• [STATED PROBLEM] The records should be repeated word for word, pictures excluded.

---------------

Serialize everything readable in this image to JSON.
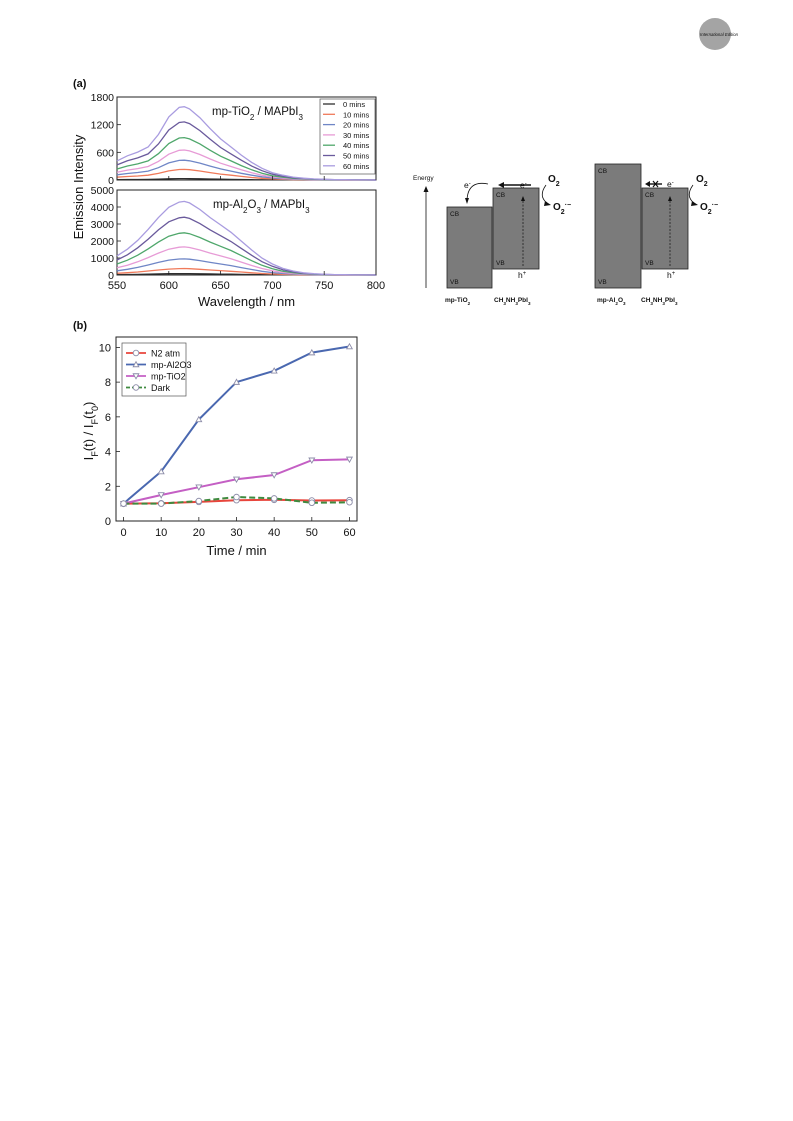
{
  "badge": {
    "text": "International Edition",
    "color": "#a4a4a4"
  },
  "panel_a_label": "(a)",
  "panel_b_label": "(b)",
  "chart_data": [
    {
      "id": "top",
      "type": "line",
      "title": "mp-TiO2 / MAPbI3",
      "title_parts": {
        "a": "mp-TiO",
        "sub1": "2",
        "b": " / MAPbI",
        "sub2": "3"
      },
      "ylabel": "Emission Intensity",
      "xlim": [
        550,
        800
      ],
      "ylim": [
        0,
        1800
      ],
      "yticks": [
        "1800",
        "1200",
        "600",
        "0"
      ],
      "ytick_values": [
        1800,
        1200,
        600,
        0
      ],
      "x": [
        550,
        560,
        570,
        580,
        590,
        600,
        610,
        615,
        620,
        630,
        640,
        650,
        660,
        670,
        680,
        690,
        700,
        710,
        720,
        730,
        740,
        750,
        760,
        770,
        780,
        790,
        800
      ],
      "shape": [
        0.26,
        0.33,
        0.38,
        0.45,
        0.62,
        0.86,
        0.99,
        1.0,
        0.97,
        0.85,
        0.7,
        0.56,
        0.45,
        0.34,
        0.24,
        0.16,
        0.1,
        0.065,
        0.04,
        0.025,
        0.015,
        0.01,
        0.006,
        0.004,
        0.002,
        0.001,
        0.0
      ],
      "legend": [
        "0 mins",
        "10 mins",
        "20 mins",
        "30 mins",
        "40 mins",
        "50 mins",
        "60 mins"
      ],
      "series": [
        {
          "name": "0 mins",
          "peak": 30,
          "color": "#2f2f2f"
        },
        {
          "name": "10 mins",
          "peak": 230,
          "color": "#f07a5a"
        },
        {
          "name": "20 mins",
          "peak": 430,
          "color": "#6f86c6"
        },
        {
          "name": "30 mins",
          "peak": 650,
          "color": "#e79bd6"
        },
        {
          "name": "40 mins",
          "peak": 920,
          "color": "#4fa76b"
        },
        {
          "name": "50 mins",
          "peak": 1260,
          "color": "#6a5a9c"
        },
        {
          "name": "60 mins",
          "peak": 1590,
          "color": "#a99ce0"
        }
      ]
    },
    {
      "id": "bottom",
      "type": "line",
      "title": "mp-Al2O3 / MAPbI3",
      "title_parts": {
        "a": "mp-Al",
        "sub1": "2",
        "b": "O",
        "sub2": "3",
        "c": " / MAPbI",
        "sub3": "3"
      },
      "xlabel": "Wavelength / nm",
      "xlim": [
        550,
        800
      ],
      "ylim": [
        0,
        5000
      ],
      "yticks": [
        "5000",
        "4000",
        "3000",
        "2000",
        "1000",
        "0"
      ],
      "ytick_values": [
        5000,
        4000,
        3000,
        2000,
        1000,
        0
      ],
      "xticks": [
        "550",
        "600",
        "650",
        "700",
        "750",
        "800"
      ],
      "xtick_values": [
        550,
        600,
        650,
        700,
        750,
        800
      ],
      "x": [
        550,
        560,
        570,
        580,
        590,
        600,
        610,
        615,
        620,
        630,
        640,
        650,
        660,
        670,
        680,
        690,
        700,
        710,
        720,
        730,
        740,
        750,
        760,
        770,
        780,
        790,
        800
      ],
      "shape": [
        0.26,
        0.35,
        0.47,
        0.62,
        0.78,
        0.92,
        0.99,
        1.0,
        0.98,
        0.89,
        0.78,
        0.68,
        0.58,
        0.46,
        0.34,
        0.23,
        0.15,
        0.09,
        0.055,
        0.03,
        0.018,
        0.01,
        0.006,
        0.004,
        0.002,
        0.001,
        0.0
      ],
      "series": [
        {
          "name": "0 mins",
          "peak": 80,
          "color": "#2f2f2f"
        },
        {
          "name": "10 mins",
          "peak": 380,
          "color": "#f07a5a"
        },
        {
          "name": "20 mins",
          "peak": 950,
          "color": "#6f86c6"
        },
        {
          "name": "30 mins",
          "peak": 1650,
          "color": "#e79bd6"
        },
        {
          "name": "40 mins",
          "peak": 2480,
          "color": "#4fa76b"
        },
        {
          "name": "50 mins",
          "peak": 3400,
          "color": "#6a5a9c"
        },
        {
          "name": "60 mins",
          "peak": 4330,
          "color": "#a99ce0"
        }
      ]
    },
    {
      "id": "ratio",
      "type": "line",
      "xlabel": "Time / min",
      "ylabel_parts": {
        "a": "I",
        "sub1": "F",
        "b": "(t) / I",
        "sub2": "F",
        "c": "(t",
        "sub3": "0",
        "d": ")"
      },
      "xlim": [
        -2,
        62
      ],
      "ylim": [
        0,
        10.6
      ],
      "xticks": [
        "0",
        "10",
        "20",
        "30",
        "40",
        "50",
        "60"
      ],
      "xtick_values": [
        0,
        10,
        20,
        30,
        40,
        50,
        60
      ],
      "yticks": [
        "0",
        "2",
        "4",
        "6",
        "8",
        "10"
      ],
      "ytick_values": [
        0,
        2,
        4,
        6,
        8,
        10
      ],
      "x": [
        0,
        10,
        20,
        30,
        40,
        50,
        60
      ],
      "series": [
        {
          "name": "N2 atm",
          "values": [
            1.0,
            1.02,
            1.1,
            1.2,
            1.22,
            1.18,
            1.2
          ],
          "color": "#e8453c",
          "marker": "circle",
          "dash": ""
        },
        {
          "name": "mp-Al2O3",
          "values": [
            1.0,
            2.85,
            5.85,
            8.0,
            8.65,
            9.7,
            10.05
          ],
          "color": "#4a68b0",
          "marker": "triangle-up",
          "dash": ""
        },
        {
          "name": "mp-TiO2",
          "values": [
            1.0,
            1.5,
            1.95,
            2.4,
            2.65,
            3.5,
            3.55
          ],
          "color": "#c45fc4",
          "marker": "triangle-down",
          "dash": ""
        },
        {
          "name": "Dark",
          "values": [
            1.0,
            1.0,
            1.15,
            1.38,
            1.3,
            1.05,
            1.08
          ],
          "color": "#3f8a3f",
          "marker": "circle",
          "dash": "6,3"
        }
      ]
    }
  ],
  "diagram": {
    "energy_label": "Energy",
    "left": {
      "ox_label": "mp-TiO",
      "ox_sub": "2",
      "perov_label": "CH",
      "perov_sub": "3",
      "perov_mid": "NH",
      "perov_sub2": "3",
      "perov_end": "PbI",
      "perov_sub3": "3",
      "cb1": "CB",
      "vb1": "VB",
      "cb2": "CB",
      "vb2": "VB",
      "e1": "e",
      "e2": "e",
      "h": "h",
      "o2": "O",
      "o2_sub": "2",
      "sup_ox": "O"
    },
    "right": {
      "ox_label": "mp-Al",
      "ox_sub": "2",
      "ox_mid": "O",
      "ox_sub2": "3",
      "cb1": "CB",
      "vb1": "VB",
      "cb2": "CB",
      "vb2": "VB",
      "e": "e",
      "h": "h",
      "o2": "O",
      "o2_sub": "2",
      "sup_ox": "O"
    },
    "box_color": "#7b7b7b"
  }
}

---------------

• [RIGHT ANSWER]
Serialize everything readable in this image to JSON.
{
  "badge": {
    "text": "International Edition",
    "color": "#a4a4a4"
  },
  "panel_a_label": "(a)",
  "panel_b_label": "(b)",
  "chart_data": [
    {
      "id": "top",
      "type": "line",
      "title": "mp-TiO2 / MAPbI3",
      "title_parts": {
        "a": "mp-TiO",
        "sub1": "2",
        "b": " / MAPbI",
        "sub2": "3"
      },
      "ylabel": "Emission Intensity",
      "xlim": [
        550,
        800
      ],
      "ylim": [
        0,
        1800
      ],
      "yticks": [
        "1800",
        "1200",
        "600",
        "0"
      ],
      "ytick_values": [
        1800,
        1200,
        600,
        0
      ],
      "x": [
        550,
        560,
        570,
        580,
        590,
        600,
        610,
        615,
        620,
        630,
        640,
        650,
        660,
        670,
        680,
        690,
        700,
        710,
        720,
        730,
        740,
        750,
        760,
        770,
        780,
        790,
        800
      ],
      "shape": [
        0.26,
        0.33,
        0.38,
        0.45,
        0.62,
        0.86,
        0.99,
        1.0,
        0.97,
        0.85,
        0.7,
        0.56,
        0.45,
        0.34,
        0.24,
        0.16,
        0.1,
        0.065,
        0.04,
        0.025,
        0.015,
        0.01,
        0.006,
        0.004,
        0.002,
        0.001,
        0.0
      ],
      "legend": [
        "0 mins",
        "10 mins",
        "20 mins",
        "30 mins",
        "40 mins",
        "50 mins",
        "60 mins"
      ],
      "series": [
        {
          "name": "0 mins",
          "peak": 30,
          "color": "#2f2f2f"
        },
        {
          "name": "10 mins",
          "peak": 230,
          "color": "#f07a5a"
        },
        {
          "name": "20 mins",
          "peak": 430,
          "color": "#6f86c6"
        },
        {
          "name": "30 mins",
          "peak": 650,
          "color": "#e79bd6"
        },
        {
          "name": "40 mins",
          "peak": 920,
          "color": "#4fa76b"
        },
        {
          "name": "50 mins",
          "peak": 1260,
          "color": "#6a5a9c"
        },
        {
          "name": "60 mins",
          "peak": 1590,
          "color": "#a99ce0"
        }
      ]
    },
    {
      "id": "bottom",
      "type": "line",
      "title": "mp-Al2O3 / MAPbI3",
      "title_parts": {
        "a": "mp-Al",
        "sub1": "2",
        "b": "O",
        "sub2": "3",
        "c": " / MAPbI",
        "sub3": "3"
      },
      "xlabel": "Wavelength / nm",
      "xlim": [
        550,
        800
      ],
      "ylim": [
        0,
        5000
      ],
      "yticks": [
        "5000",
        "4000",
        "3000",
        "2000",
        "1000",
        "0"
      ],
      "ytick_values": [
        5000,
        4000,
        3000,
        2000,
        1000,
        0
      ],
      "xticks": [
        "550",
        "600",
        "650",
        "700",
        "750",
        "800"
      ],
      "xtick_values": [
        550,
        600,
        650,
        700,
        750,
        800
      ],
      "x": [
        550,
        560,
        570,
        580,
        590,
        600,
        610,
        615,
        620,
        630,
        640,
        650,
        660,
        670,
        680,
        690,
        700,
        710,
        720,
        730,
        740,
        750,
        760,
        770,
        780,
        790,
        800
      ],
      "shape": [
        0.26,
        0.35,
        0.47,
        0.62,
        0.78,
        0.92,
        0.99,
        1.0,
        0.98,
        0.89,
        0.78,
        0.68,
        0.58,
        0.46,
        0.34,
        0.23,
        0.15,
        0.09,
        0.055,
        0.03,
        0.018,
        0.01,
        0.006,
        0.004,
        0.002,
        0.001,
        0.0
      ],
      "series": [
        {
          "name": "0 mins",
          "peak": 80,
          "color": "#2f2f2f"
        },
        {
          "name": "10 mins",
          "peak": 380,
          "color": "#f07a5a"
        },
        {
          "name": "20 mins",
          "peak": 950,
          "color": "#6f86c6"
        },
        {
          "name": "30 mins",
          "peak": 1650,
          "color": "#e79bd6"
        },
        {
          "name": "40 mins",
          "peak": 2480,
          "color": "#4fa76b"
        },
        {
          "name": "50 mins",
          "peak": 3400,
          "color": "#6a5a9c"
        },
        {
          "name": "60 mins",
          "peak": 4330,
          "color": "#a99ce0"
        }
      ]
    },
    {
      "id": "ratio",
      "type": "line",
      "xlabel": "Time / min",
      "ylabel_parts": {
        "a": "I",
        "sub1": "F",
        "b": "(t) / I",
        "sub2": "F",
        "c": "(t",
        "sub3": "0",
        "d": ")"
      },
      "xlim": [
        -2,
        62
      ],
      "ylim": [
        0,
        10.6
      ],
      "xticks": [
        "0",
        "10",
        "20",
        "30",
        "40",
        "50",
        "60"
      ],
      "xtick_values": [
        0,
        10,
        20,
        30,
        40,
        50,
        60
      ],
      "yticks": [
        "0",
        "2",
        "4",
        "6",
        "8",
        "10"
      ],
      "ytick_values": [
        0,
        2,
        4,
        6,
        8,
        10
      ],
      "x": [
        0,
        10,
        20,
        30,
        40,
        50,
        60
      ],
      "series": [
        {
          "name": "N2 atm",
          "values": [
            1.0,
            1.02,
            1.1,
            1.2,
            1.22,
            1.18,
            1.2
          ],
          "color": "#e8453c",
          "marker": "circle",
          "dash": ""
        },
        {
          "name": "mp-Al2O3",
          "values": [
            1.0,
            2.85,
            5.85,
            8.0,
            8.65,
            9.7,
            10.05
          ],
          "color": "#4a68b0",
          "marker": "triangle-up",
          "dash": ""
        },
        {
          "name": "mp-TiO2",
          "values": [
            1.0,
            1.5,
            1.95,
            2.4,
            2.65,
            3.5,
            3.55
          ],
          "color": "#c45fc4",
          "marker": "triangle-down",
          "dash": ""
        },
        {
          "name": "Dark",
          "values": [
            1.0,
            1.0,
            1.15,
            1.38,
            1.3,
            1.05,
            1.08
          ],
          "color": "#3f8a3f",
          "marker": "circle",
          "dash": "6,3"
        }
      ]
    }
  ],
  "diagram": {
    "energy_label": "Energy",
    "left": {
      "ox_label": "mp-TiO",
      "ox_sub": "2",
      "perov_label": "CH",
      "perov_sub": "3",
      "perov_mid": "NH",
      "perov_sub2": "3",
      "perov_end": "PbI",
      "perov_sub3": "3",
      "cb1": "CB",
      "vb1": "VB",
      "cb2": "CB",
      "vb2": "VB",
      "e1": "e",
      "e2": "e",
      "h": "h",
      "o2": "O",
      "o2_sub": "2",
      "sup_ox": "O"
    },
    "right": {
      "ox_label": "mp-Al",
      "ox_sub": "2",
      "ox_mid": "O",
      "ox_sub2": "3",
      "cb1": "CB",
      "vb1": "VB",
      "cb2": "CB",
      "vb2": "VB",
      "e": "e",
      "h": "h",
      "o2": "O",
      "o2_sub": "2",
      "sup_ox": "O"
    },
    "box_color": "#7b7b7b"
  }
}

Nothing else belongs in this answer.